▶ Trecho fornecido:
-.-.-

Quando os
primeiros missionários começaram a chegar ao Brasil, caminhando para o fim do
século XIX, eles tiveram o privilégio de visualizarem e posteriormente
desbravarem um país extraordinariamente belo e enigmático.
Por mais de três séculos
desde que os portugueses o colocaram no Mapa Mundial (22 de abril de 1500)[1],
o Brasil ficou completamente fechado aos demais países europeus.[2]
Portugal manteve até onde pode o imenso país escondido dos olhos cobiçosos dos
demais reinos e impérios que os circundava.[3]
Forçado a um primeiro movimento de povoamento das novas terras brasilianas, já
com a liderança do rei D. João III,[4]
lança-se o projeto das Capitanias Hereditárias, das quais vingaram apenas três:
Pernambuco, São Vicente e Bahia. Estabelece-se então o Regime Colonial, mas é somente
depois das investidas mais contundentes dos franceses (1555 – Rio de Janeiro) e
posteriormente dos holandeses (1624 – Bahia e 1630 - Pernambuco) que Portugal
resolveu assumir a necessidade de estabelecer cidades e povoar as terras do
novo continente.

-.-.-

▶ Objetivo 1:
Reescreva as linhas de dados trocando "button" por "btn", começando na linha que contém "linkedin-icon: [1323, 891, 1338, 906]" e terminando na que contém "chevron-down-icon: [1489, 25, 1500, 32]", sem alterar mais nada.
O texto e as linhas de dados são materiais independentes entre si.

▶ Dados armazenados:
-.-.-

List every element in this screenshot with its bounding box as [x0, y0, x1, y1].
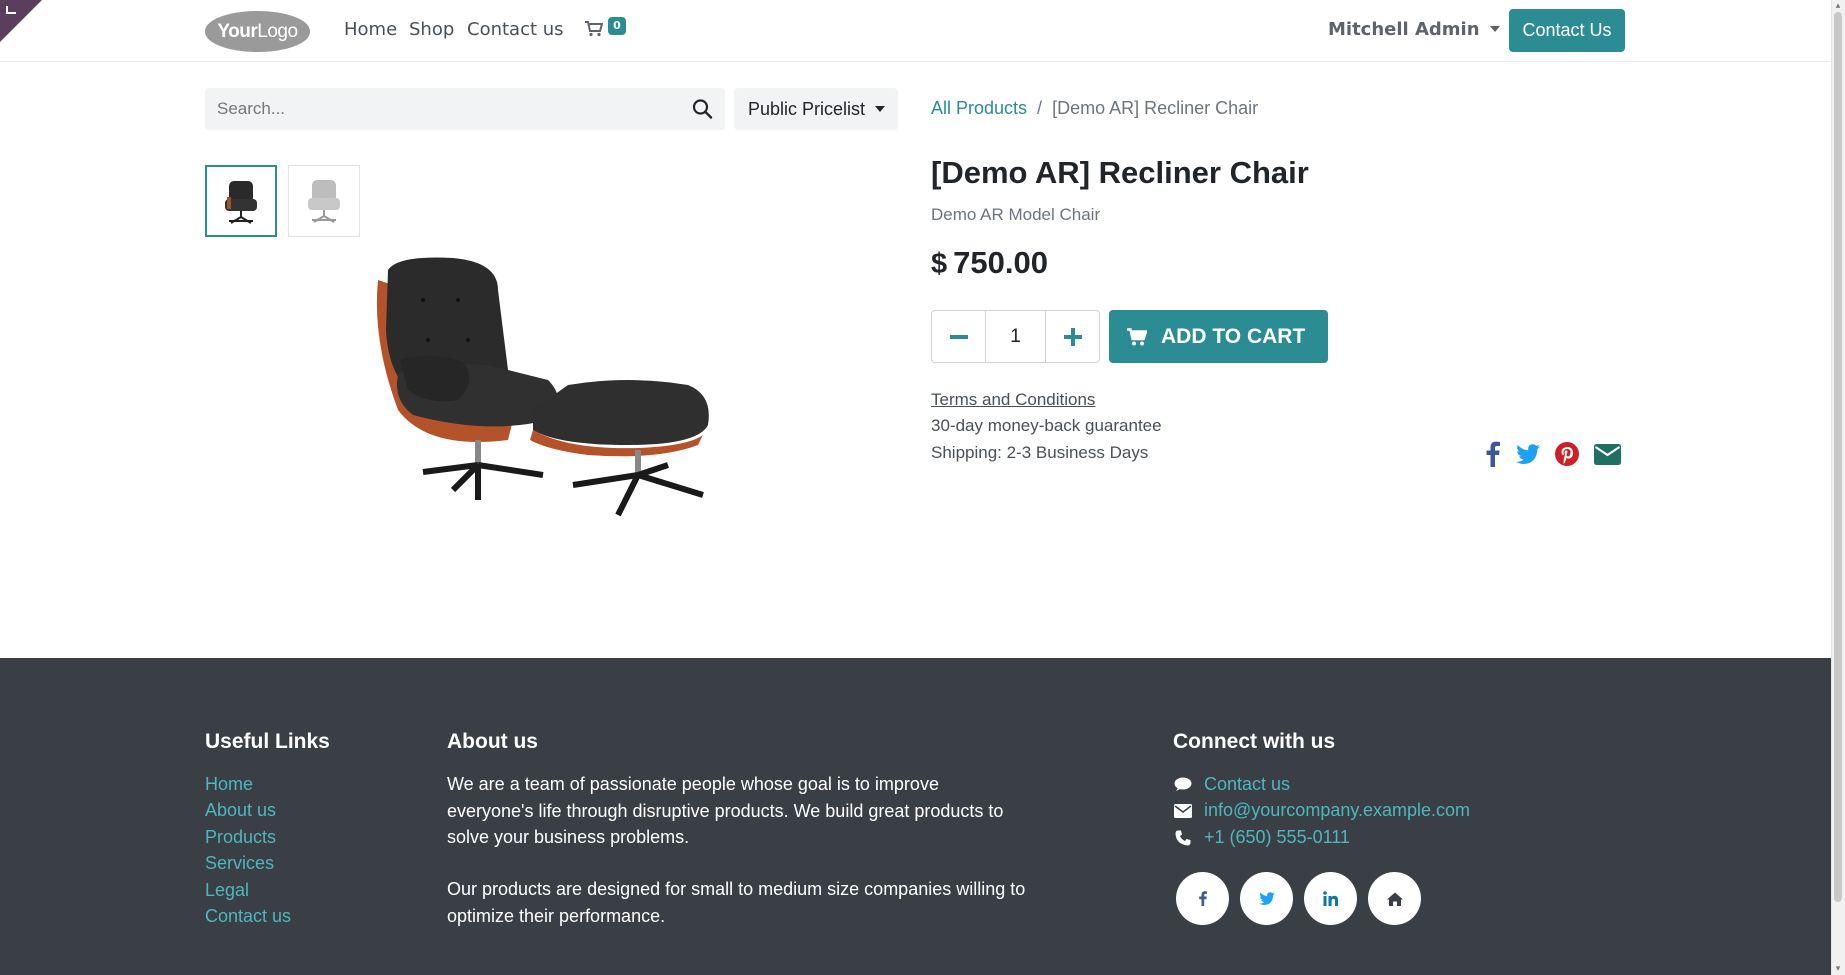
linkedin-icon: [1323, 891, 1338, 906]
logo-text-bold: Your: [217, 20, 258, 42]
search-input[interactable]: [217, 88, 657, 130]
social-facebook-button[interactable]: [1176, 872, 1229, 925]
envelope-icon: [1173, 802, 1193, 820]
nav-shop[interactable]: Shop: [409, 19, 454, 40]
useful-links-heading: Useful Links: [205, 730, 330, 753]
facebook-icon: [1198, 891, 1207, 906]
price-currency: $: [931, 248, 948, 280]
contact-row: Contact us: [1173, 774, 1290, 795]
terms-and-conditions-link[interactable]: Terms and Conditions: [931, 390, 1095, 410]
breadcrumb-separator: /: [1037, 98, 1043, 118]
minus-icon: [949, 334, 968, 339]
pinterest-icon: [1555, 442, 1579, 466]
chair-thumbnail-dark: [225, 181, 257, 224]
footer-link-products[interactable]: Products: [205, 827, 276, 848]
social-linkedin-button[interactable]: [1304, 872, 1357, 925]
quantity-stepper: 1: [931, 310, 1100, 363]
chevron-down-icon: [875, 105, 886, 112]
scroll-down-arrow-icon[interactable]: ▾: [1834, 965, 1842, 974]
contact-us-button[interactable]: Contact Us: [1509, 9, 1625, 52]
social-twitter-button[interactable]: [1240, 872, 1293, 925]
connect-heading: Connect with us: [1173, 730, 1336, 753]
plus-icon: [1063, 327, 1082, 346]
chevron-down-icon: [1489, 25, 1500, 32]
product-thumbnail-1[interactable]: [205, 165, 277, 237]
add-to-cart-button[interactable]: ADD TO CART: [1109, 310, 1328, 363]
guarantee-text: 30-day money-back guarantee: [931, 416, 1162, 435]
share-facebook[interactable]: [1484, 440, 1502, 468]
scrollbar-thumb[interactable]: [1834, 12, 1842, 902]
about-paragraph-2: Our products are designed for small to m…: [447, 879, 1026, 926]
home-icon: [1386, 892, 1403, 906]
search-box: [205, 88, 725, 130]
about-us-heading: About us: [447, 730, 538, 753]
add-to-cart-label: ADD TO CART: [1161, 324, 1306, 348]
footer-link-services[interactable]: Services: [205, 853, 274, 874]
quantity-input[interactable]: 1: [985, 311, 1046, 362]
pricelist-label: Public Pricelist: [748, 99, 866, 119]
chair-thumbnail-light: [308, 180, 340, 223]
share-twitter[interactable]: [1515, 440, 1541, 468]
product-title: [Demo AR] Recliner Chair: [931, 155, 1309, 190]
share-email[interactable]: [1593, 440, 1621, 468]
about-paragraph-1: We are a team of passionate people whose…: [447, 774, 1004, 847]
footer-link-legal[interactable]: Legal: [205, 880, 249, 901]
twitter-icon: [1258, 892, 1275, 905]
footer-link-home[interactable]: Home: [205, 774, 253, 795]
footer-link-about-us[interactable]: About us: [205, 800, 276, 821]
site-header: YourLogo Home Shop Contact us 0 Mitchell…: [0, 0, 1831, 62]
decrease-quantity-button[interactable]: [932, 311, 985, 362]
footer-phone-link[interactable]: +1 (650) 555-0111: [1204, 827, 1350, 848]
user-name: Mitchell Admin: [1328, 19, 1480, 40]
pricelist-dropdown[interactable]: Public Pricelist: [734, 88, 898, 130]
increase-quantity-button[interactable]: [1046, 311, 1099, 362]
nav-contact-us[interactable]: Contact us: [467, 19, 564, 40]
product-price: $750.00: [931, 245, 1048, 281]
nav-home[interactable]: Home: [344, 19, 397, 40]
site-logo[interactable]: YourLogo: [205, 11, 310, 52]
footer-contact-link[interactable]: Contact us: [1204, 774, 1290, 795]
footer-email-link[interactable]: info@yourcompany.example.com: [1204, 800, 1470, 821]
phone-row: +1 (650) 555-0111: [1173, 827, 1350, 848]
product-thumbnail-2[interactable]: [288, 165, 360, 237]
breadcrumb: All Products / [Demo AR] Recliner Chair: [931, 98, 1258, 119]
phone-icon: [1173, 829, 1193, 847]
corner-arrow-icon: [6, 6, 16, 14]
email-row: info@yourcompany.example.com: [1173, 800, 1470, 821]
search-icon[interactable]: [691, 98, 715, 120]
shopping-cart-icon: [1127, 327, 1147, 345]
footer-link-contact-us[interactable]: Contact us: [205, 906, 291, 927]
user-menu[interactable]: Mitchell Admin: [1328, 19, 1500, 40]
cart-count-badge: 0: [608, 17, 626, 35]
social-home-button[interactable]: [1368, 872, 1421, 925]
scroll-up-arrow-icon[interactable]: ▴: [1834, 2, 1842, 11]
cart-icon[interactable]: [585, 21, 603, 37]
envelope-icon: [1593, 443, 1621, 465]
breadcrumb-all-products[interactable]: All Products: [931, 98, 1027, 118]
shipping-text: Shipping: 2-3 Business Days: [931, 443, 1149, 462]
logo-text-rest: Logo: [257, 20, 298, 42]
comment-icon: [1173, 776, 1193, 794]
twitter-icon: [1516, 444, 1540, 464]
price-amount: 750.00: [953, 245, 1048, 280]
facebook-icon: [1486, 441, 1500, 467]
product-subtitle: Demo AR Model Chair: [931, 205, 1101, 224]
vertical-scrollbar[interactable]: ▴ ▾: [1831, 0, 1845, 975]
product-main-image[interactable]: [368, 250, 723, 530]
breadcrumb-current: [Demo AR] Recliner Chair: [1052, 98, 1259, 118]
share-pinterest[interactable]: [1555, 440, 1579, 468]
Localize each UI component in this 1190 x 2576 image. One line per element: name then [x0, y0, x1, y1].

-.-.-

▶ Objetivo 2:
Resuma em forma de lista o parágrafo do texto sobre o Brasil colonial que começa com "Forçado a um primeiro movimento", preservando seus fatos principais.

▶ Solução completa 1:
linkedin-icon: [1323, 891, 1338, 906]
logo-text-bold: Your: [217, 20, 258, 42]
search-input[interactable]: [217, 88, 657, 130]
social-facebook-btn[interactable]: [1176, 872, 1229, 925]
envelope-icon: [1173, 802, 1193, 820]
nav-shop[interactable]: Shop: [409, 19, 454, 40]
useful-links-heading: Useful Links: [205, 730, 330, 753]
facebook-icon: [1198, 891, 1207, 906]
price-currency: $: [931, 248, 948, 280]
contact-row: Contact us: [1173, 774, 1290, 795]
terms-and-conditions-link[interactable]: Terms and Conditions: [931, 390, 1095, 410]
breadcrumb-separator: /: [1037, 98, 1043, 118]
minus-icon: [949, 334, 968, 339]
pinterest-icon: [1555, 442, 1579, 466]
chair-thumbnail-dark: [225, 181, 257, 224]
footer-link-products[interactable]: Products: [205, 827, 276, 848]
social-linkedin-btn[interactable]: [1304, 872, 1357, 925]
quantity-stepper: 1: [931, 310, 1100, 363]
chevron-down-icon: [875, 105, 886, 112]
scroll-down-arrow-icon[interactable]: ▾: [1834, 965, 1842, 974]
contact-us-btn[interactable]: Contact Us: [1509, 9, 1625, 52]
social-twitter-btn[interactable]: [1240, 872, 1293, 925]
connect-heading: Connect with us: [1173, 730, 1336, 753]
plus-icon: [1063, 327, 1082, 346]
chevron-down-icon: [1489, 25, 1500, 32]

▶ Solução completa 2:
- Sob D. João III, Portugal lança o projeto das Capitanias Hereditárias para povoar as novas terras.
- Apenas três capitanias vingaram: Pernambuco, São Vicente e Bahia.
- Estabelece-se o Regime Colonial.
- Só após as investidas dos franceses (1555, Rio de Janeiro) e dos holandeses (1624, Bahia; 1630, Pernambuco) Portugal decide estabelecer cidades e povoar o novo continente.